§ **Directive**
Read the listing and extract each line that includes the word "name".

§ **Exercise data**
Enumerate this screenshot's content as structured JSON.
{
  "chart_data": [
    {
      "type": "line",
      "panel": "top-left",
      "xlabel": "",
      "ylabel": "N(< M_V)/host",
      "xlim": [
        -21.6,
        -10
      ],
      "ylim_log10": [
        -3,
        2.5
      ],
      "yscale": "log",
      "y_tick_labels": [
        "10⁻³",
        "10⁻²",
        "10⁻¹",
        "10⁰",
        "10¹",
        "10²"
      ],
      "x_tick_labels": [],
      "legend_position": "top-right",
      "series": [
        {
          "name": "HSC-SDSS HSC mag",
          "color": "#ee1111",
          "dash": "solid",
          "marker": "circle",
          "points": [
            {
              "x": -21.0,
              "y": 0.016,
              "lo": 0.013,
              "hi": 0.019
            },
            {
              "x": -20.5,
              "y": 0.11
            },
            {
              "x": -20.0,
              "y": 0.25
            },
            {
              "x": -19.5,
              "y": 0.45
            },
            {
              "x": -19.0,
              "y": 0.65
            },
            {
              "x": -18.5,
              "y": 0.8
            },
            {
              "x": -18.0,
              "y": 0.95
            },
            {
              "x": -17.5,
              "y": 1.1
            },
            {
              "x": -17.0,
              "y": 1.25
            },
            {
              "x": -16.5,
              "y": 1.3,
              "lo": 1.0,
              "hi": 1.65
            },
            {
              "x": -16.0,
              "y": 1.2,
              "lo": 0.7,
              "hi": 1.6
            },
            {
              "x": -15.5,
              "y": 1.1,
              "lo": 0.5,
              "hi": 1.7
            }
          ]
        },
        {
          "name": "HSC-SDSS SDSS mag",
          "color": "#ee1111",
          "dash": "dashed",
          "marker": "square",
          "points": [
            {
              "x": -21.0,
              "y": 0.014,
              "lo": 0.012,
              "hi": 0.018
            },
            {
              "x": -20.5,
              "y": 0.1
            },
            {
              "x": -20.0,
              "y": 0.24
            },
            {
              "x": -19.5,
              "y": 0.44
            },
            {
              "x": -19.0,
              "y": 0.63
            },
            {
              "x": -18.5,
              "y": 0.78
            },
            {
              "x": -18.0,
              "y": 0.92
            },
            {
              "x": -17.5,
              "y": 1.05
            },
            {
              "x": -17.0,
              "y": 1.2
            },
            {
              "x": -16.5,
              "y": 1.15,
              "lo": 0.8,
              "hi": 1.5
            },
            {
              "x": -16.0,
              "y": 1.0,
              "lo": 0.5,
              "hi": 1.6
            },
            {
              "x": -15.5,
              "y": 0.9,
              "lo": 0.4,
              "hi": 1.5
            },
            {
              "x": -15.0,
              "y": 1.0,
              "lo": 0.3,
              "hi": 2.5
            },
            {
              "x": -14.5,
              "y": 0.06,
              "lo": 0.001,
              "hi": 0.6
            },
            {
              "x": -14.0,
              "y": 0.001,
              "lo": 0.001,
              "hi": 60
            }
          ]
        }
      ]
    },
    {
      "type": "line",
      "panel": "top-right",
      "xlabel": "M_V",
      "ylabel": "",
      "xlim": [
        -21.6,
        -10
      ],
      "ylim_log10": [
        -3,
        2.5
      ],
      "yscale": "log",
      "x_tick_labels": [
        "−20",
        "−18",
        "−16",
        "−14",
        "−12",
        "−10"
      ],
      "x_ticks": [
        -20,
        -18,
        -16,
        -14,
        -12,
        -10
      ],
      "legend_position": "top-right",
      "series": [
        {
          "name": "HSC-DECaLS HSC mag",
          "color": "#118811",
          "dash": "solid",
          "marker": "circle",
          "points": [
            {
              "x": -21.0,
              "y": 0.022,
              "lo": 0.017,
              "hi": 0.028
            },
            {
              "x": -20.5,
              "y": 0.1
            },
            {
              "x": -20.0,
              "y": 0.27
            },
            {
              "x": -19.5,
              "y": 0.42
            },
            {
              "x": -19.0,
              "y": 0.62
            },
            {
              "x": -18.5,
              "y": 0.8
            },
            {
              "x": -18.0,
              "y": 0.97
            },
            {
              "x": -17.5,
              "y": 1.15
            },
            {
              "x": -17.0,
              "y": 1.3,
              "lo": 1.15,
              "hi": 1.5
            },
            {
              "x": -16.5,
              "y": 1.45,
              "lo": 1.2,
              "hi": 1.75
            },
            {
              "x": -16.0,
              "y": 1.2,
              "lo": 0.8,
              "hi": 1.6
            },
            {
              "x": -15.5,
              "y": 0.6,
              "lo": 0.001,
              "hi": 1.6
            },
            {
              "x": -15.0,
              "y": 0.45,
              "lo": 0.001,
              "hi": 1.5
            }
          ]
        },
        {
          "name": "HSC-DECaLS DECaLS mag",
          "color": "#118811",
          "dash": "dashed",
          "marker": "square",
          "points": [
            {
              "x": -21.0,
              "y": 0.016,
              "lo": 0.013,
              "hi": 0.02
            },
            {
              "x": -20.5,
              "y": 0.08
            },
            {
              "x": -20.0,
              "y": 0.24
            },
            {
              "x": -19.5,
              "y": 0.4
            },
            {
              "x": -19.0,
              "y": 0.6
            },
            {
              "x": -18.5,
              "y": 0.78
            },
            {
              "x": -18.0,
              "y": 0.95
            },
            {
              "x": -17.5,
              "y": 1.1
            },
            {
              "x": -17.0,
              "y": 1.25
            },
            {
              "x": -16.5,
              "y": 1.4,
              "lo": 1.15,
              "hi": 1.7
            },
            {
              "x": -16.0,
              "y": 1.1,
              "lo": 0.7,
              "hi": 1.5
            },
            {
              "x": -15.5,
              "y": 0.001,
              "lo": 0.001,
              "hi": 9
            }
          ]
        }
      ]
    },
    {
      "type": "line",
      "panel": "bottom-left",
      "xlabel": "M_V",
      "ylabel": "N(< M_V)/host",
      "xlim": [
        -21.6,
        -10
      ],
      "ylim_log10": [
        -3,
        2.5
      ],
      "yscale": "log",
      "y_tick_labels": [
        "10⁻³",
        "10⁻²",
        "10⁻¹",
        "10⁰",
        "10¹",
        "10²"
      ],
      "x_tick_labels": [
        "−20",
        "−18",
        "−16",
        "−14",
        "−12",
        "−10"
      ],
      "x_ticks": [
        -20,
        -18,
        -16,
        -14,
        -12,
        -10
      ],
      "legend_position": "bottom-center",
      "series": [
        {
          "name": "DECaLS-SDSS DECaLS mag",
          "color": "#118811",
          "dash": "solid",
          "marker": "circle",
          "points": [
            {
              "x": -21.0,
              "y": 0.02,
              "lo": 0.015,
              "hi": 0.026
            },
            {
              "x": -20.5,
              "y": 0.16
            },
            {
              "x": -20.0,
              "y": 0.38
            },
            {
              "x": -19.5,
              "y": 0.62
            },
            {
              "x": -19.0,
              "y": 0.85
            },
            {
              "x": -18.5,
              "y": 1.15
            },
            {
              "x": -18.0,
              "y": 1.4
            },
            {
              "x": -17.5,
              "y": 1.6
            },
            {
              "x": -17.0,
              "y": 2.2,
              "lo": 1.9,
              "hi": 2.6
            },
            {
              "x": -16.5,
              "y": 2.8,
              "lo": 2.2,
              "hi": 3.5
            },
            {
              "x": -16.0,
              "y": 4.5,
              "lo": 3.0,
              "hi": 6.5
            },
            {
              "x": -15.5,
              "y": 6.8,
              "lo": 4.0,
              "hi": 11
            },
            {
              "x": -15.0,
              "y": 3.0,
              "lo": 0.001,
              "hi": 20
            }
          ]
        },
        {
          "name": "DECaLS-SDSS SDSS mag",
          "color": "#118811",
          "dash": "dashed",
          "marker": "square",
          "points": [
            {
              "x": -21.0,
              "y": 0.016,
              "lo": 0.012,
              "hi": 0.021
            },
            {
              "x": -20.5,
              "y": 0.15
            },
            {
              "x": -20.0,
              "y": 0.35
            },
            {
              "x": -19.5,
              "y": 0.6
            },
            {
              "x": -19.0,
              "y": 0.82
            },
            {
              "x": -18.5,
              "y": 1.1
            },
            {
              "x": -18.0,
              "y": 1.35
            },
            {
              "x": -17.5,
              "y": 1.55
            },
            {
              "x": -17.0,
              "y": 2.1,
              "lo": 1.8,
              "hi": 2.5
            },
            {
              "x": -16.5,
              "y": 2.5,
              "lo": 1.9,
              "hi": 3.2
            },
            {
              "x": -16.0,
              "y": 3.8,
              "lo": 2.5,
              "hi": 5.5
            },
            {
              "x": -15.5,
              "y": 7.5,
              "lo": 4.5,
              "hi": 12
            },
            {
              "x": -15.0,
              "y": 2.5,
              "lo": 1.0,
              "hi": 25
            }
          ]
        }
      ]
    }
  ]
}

§ **Full response**
          "name": "HSC-SDSS HSC mag",
          "name": "HSC-SDSS SDSS mag",
          "name": "HSC-DECaLS HSC mag",
          "name": "HSC-DECaLS DECaLS mag",
          "name": "DECaLS-SDSS DECaLS mag",
          "name": "DECaLS-SDSS SDSS mag",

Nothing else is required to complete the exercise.